Quote, without change, all of the lines that follow.
BEGIN
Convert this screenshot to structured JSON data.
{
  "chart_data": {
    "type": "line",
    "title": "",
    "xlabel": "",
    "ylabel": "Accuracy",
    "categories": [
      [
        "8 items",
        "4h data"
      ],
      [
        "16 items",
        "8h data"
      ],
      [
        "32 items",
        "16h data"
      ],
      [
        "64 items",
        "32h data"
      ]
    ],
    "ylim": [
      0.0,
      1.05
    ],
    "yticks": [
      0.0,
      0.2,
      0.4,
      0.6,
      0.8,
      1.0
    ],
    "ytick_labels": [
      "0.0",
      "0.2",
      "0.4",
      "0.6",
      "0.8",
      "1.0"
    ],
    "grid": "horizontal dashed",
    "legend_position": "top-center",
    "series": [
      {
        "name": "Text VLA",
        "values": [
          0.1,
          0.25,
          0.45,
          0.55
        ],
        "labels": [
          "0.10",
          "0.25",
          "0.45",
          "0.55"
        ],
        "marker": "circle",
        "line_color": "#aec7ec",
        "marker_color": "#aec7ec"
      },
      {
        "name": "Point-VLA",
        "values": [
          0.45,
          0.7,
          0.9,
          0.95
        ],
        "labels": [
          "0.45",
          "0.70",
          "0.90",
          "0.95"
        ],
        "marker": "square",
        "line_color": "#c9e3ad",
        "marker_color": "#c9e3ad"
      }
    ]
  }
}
END
The reply:
Convert this screenshot to structured JSON data.
{
  "chart_data": {
    "type": "line",
    "title": "",
    "xlabel": "",
    "ylabel": "Accuracy",
    "categories": [
      [
        "8 items",
        "4h data"
      ],
      [
        "16 items",
        "8h data"
      ],
      [
        "32 items",
        "16h data"
      ],
      [
        "64 items",
        "32h data"
      ]
    ],
    "ylim": [
      0.0,
      1.05
    ],
    "yticks": [
      0.0,
      0.2,
      0.4,
      0.6,
      0.8,
      1.0
    ],
    "ytick_labels": [
      "0.0",
      "0.2",
      "0.4",
      "0.6",
      "0.8",
      "1.0"
    ],
    "grid": "horizontal dashed",
    "legend_position": "top-center",
    "series": [
      {
        "name": "Text VLA",
        "values": [
          0.1,
          0.25,
          0.45,
          0.55
        ],
        "labels": [
          "0.10",
          "0.25",
          "0.45",
          "0.55"
        ],
        "marker": "circle",
        "line_color": "#aec7ec",
        "marker_color": "#aec7ec"
      },
      {
        "name": "Point-VLA",
        "values": [
          0.45,
          0.7,
          0.9,
          0.95
        ],
        "labels": [
          "0.45",
          "0.70",
          "0.90",
          "0.95"
        ],
        "marker": "square",
        "line_color": "#c9e3ad",
        "marker_color": "#c9e3ad"
      }
    ]
  }
}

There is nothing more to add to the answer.